─── Dataset
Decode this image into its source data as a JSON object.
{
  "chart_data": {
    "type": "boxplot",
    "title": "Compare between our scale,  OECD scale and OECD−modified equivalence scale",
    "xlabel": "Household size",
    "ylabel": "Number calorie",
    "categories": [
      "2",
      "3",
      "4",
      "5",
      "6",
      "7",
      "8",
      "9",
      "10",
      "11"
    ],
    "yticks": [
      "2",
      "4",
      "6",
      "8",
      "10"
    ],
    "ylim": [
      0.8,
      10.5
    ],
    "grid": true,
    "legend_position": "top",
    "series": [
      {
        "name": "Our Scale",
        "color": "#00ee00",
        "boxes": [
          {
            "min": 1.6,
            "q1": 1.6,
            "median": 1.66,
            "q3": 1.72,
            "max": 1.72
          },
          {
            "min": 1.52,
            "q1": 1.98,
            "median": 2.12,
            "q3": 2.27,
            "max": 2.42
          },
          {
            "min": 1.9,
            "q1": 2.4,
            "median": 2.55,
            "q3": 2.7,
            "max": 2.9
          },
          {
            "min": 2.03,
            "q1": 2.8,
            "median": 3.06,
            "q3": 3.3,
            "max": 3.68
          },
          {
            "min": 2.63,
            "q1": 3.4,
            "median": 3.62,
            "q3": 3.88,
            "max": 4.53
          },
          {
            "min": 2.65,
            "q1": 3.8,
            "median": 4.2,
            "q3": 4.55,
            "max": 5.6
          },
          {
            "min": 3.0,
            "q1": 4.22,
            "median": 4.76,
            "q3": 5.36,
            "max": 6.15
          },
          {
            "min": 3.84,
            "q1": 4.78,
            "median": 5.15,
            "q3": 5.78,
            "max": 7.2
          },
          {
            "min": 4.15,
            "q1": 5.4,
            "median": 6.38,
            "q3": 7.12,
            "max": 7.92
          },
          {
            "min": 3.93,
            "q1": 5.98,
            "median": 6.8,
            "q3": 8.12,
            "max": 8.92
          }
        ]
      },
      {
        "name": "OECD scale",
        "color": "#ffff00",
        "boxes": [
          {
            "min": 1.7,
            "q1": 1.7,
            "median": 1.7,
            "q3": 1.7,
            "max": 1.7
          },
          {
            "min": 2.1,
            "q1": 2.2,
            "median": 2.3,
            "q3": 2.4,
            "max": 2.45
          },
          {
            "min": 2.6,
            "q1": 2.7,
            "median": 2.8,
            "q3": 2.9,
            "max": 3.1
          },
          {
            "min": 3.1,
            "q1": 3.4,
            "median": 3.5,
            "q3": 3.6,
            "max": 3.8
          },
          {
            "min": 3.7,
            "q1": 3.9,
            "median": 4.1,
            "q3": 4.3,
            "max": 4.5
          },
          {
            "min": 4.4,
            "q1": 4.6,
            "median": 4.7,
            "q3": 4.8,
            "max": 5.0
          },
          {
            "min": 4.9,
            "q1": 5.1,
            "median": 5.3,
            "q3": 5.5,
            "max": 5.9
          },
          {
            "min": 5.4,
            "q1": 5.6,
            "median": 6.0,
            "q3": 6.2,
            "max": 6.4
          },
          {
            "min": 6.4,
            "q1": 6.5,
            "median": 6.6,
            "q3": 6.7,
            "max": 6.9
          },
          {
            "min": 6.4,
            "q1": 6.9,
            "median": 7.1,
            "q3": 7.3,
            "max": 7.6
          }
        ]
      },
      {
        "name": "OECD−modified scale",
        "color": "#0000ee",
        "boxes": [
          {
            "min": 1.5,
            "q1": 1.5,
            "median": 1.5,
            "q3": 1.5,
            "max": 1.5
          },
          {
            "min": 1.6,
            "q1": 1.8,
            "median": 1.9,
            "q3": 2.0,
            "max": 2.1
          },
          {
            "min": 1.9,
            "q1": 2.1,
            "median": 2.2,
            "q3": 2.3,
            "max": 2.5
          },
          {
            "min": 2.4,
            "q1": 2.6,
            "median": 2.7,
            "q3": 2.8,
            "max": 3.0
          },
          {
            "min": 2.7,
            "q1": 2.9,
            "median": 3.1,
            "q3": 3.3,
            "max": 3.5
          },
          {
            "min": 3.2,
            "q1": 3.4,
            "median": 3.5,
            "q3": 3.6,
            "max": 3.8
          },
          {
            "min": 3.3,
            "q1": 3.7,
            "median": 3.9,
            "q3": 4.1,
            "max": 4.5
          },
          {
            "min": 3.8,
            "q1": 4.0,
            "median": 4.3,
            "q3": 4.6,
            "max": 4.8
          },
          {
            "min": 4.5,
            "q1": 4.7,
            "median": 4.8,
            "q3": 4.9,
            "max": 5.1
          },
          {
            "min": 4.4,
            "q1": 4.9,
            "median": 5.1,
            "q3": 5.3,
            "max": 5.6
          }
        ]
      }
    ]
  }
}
──────
The records above need to be transcribed in full. Keep every character unchanged.

Decode this image into its source data as a JSON object.
{
  "chart_data": {
    "type": "boxplot",
    "title": "Compare between our scale,  OECD scale and OECD−modified equivalence scale",
    "xlabel": "Household size",
    "ylabel": "Number calorie",
    "categories": [
      "2",
      "3",
      "4",
      "5",
      "6",
      "7",
      "8",
      "9",
      "10",
      "11"
    ],
    "yticks": [
      "2",
      "4",
      "6",
      "8",
      "10"
    ],
    "ylim": [
      0.8,
      10.5
    ],
    "grid": true,
    "legend_position": "top",
    "series": [
      {
        "name": "Our Scale",
        "color": "#00ee00",
        "boxes": [
          {
            "min": 1.6,
            "q1": 1.6,
            "median": 1.66,
            "q3": 1.72,
            "max": 1.72
          },
          {
            "min": 1.52,
            "q1": 1.98,
            "median": 2.12,
            "q3": 2.27,
            "max": 2.42
          },
          {
            "min": 1.9,
            "q1": 2.4,
            "median": 2.55,
            "q3": 2.7,
            "max": 2.9
          },
          {
            "min": 2.03,
            "q1": 2.8,
            "median": 3.06,
            "q3": 3.3,
            "max": 3.68
          },
          {
            "min": 2.63,
            "q1": 3.4,
            "median": 3.62,
            "q3": 3.88,
            "max": 4.53
          },
          {
            "min": 2.65,
            "q1": 3.8,
            "median": 4.2,
            "q3": 4.55,
            "max": 5.6
          },
          {
            "min": 3.0,
            "q1": 4.22,
            "median": 4.76,
            "q3": 5.36,
            "max": 6.15
          },
          {
            "min": 3.84,
            "q1": 4.78,
            "median": 5.15,
            "q3": 5.78,
            "max": 7.2
          },
          {
            "min": 4.15,
            "q1": 5.4,
            "median": 6.38,
            "q3": 7.12,
            "max": 7.92
          },
          {
            "min": 3.93,
            "q1": 5.98,
            "median": 6.8,
            "q3": 8.12,
            "max": 8.92
          }
        ]
      },
      {
        "name": "OECD scale",
        "color": "#ffff00",
        "boxes": [
          {
            "min": 1.7,
            "q1": 1.7,
            "median": 1.7,
            "q3": 1.7,
            "max": 1.7
          },
          {
            "min": 2.1,
            "q1": 2.2,
            "median": 2.3,
            "q3": 2.4,
            "max": 2.45
          },
          {
            "min": 2.6,
            "q1": 2.7,
            "median": 2.8,
            "q3": 2.9,
            "max": 3.1
          },
          {
            "min": 3.1,
            "q1": 3.4,
            "median": 3.5,
            "q3": 3.6,
            "max": 3.8
          },
          {
            "min": 3.7,
            "q1": 3.9,
            "median": 4.1,
            "q3": 4.3,
            "max": 4.5
          },
          {
            "min": 4.4,
            "q1": 4.6,
            "median": 4.7,
            "q3": 4.8,
            "max": 5.0
          },
          {
            "min": 4.9,
            "q1": 5.1,
            "median": 5.3,
            "q3": 5.5,
            "max": 5.9
          },
          {
            "min": 5.4,
            "q1": 5.6,
            "median": 6.0,
            "q3": 6.2,
            "max": 6.4
          },
          {
            "min": 6.4,
            "q1": 6.5,
            "median": 6.6,
            "q3": 6.7,
            "max": 6.9
          },
          {
            "min": 6.4,
            "q1": 6.9,
            "median": 7.1,
            "q3": 7.3,
            "max": 7.6
          }
        ]
      },
      {
        "name": "OECD−modified scale",
        "color": "#0000ee",
        "boxes": [
          {
            "min": 1.5,
            "q1": 1.5,
            "median": 1.5,
            "q3": 1.5,
            "max": 1.5
          },
          {
            "min": 1.6,
            "q1": 1.8,
            "median": 1.9,
            "q3": 2.0,
            "max": 2.1
          },
          {
            "min": 1.9,
            "q1": 2.1,
            "median": 2.2,
            "q3": 2.3,
            "max": 2.5
          },
          {
            "min": 2.4,
            "q1": 2.6,
            "median": 2.7,
            "q3": 2.8,
            "max": 3.0
          },
          {
            "min": 2.7,
            "q1": 2.9,
            "median": 3.1,
            "q3": 3.3,
            "max": 3.5
          },
          {
            "min": 3.2,
            "q1": 3.4,
            "median": 3.5,
            "q3": 3.6,
            "max": 3.8
          },
          {
            "min": 3.3,
            "q1": 3.7,
            "median": 3.9,
            "q3": 4.1,
            "max": 4.5
          },
          {
            "min": 3.8,
            "q1": 4.0,
            "median": 4.3,
            "q3": 4.6,
            "max": 4.8
          },
          {
            "min": 4.5,
            "q1": 4.7,
            "median": 4.8,
            "q3": 4.9,
            "max": 5.1
          },
          {
            "min": 4.4,
            "q1": 4.9,
            "median": 5.1,
            "q3": 5.3,
            "max": 5.6
          }
        ]
      }
    ]
  }
}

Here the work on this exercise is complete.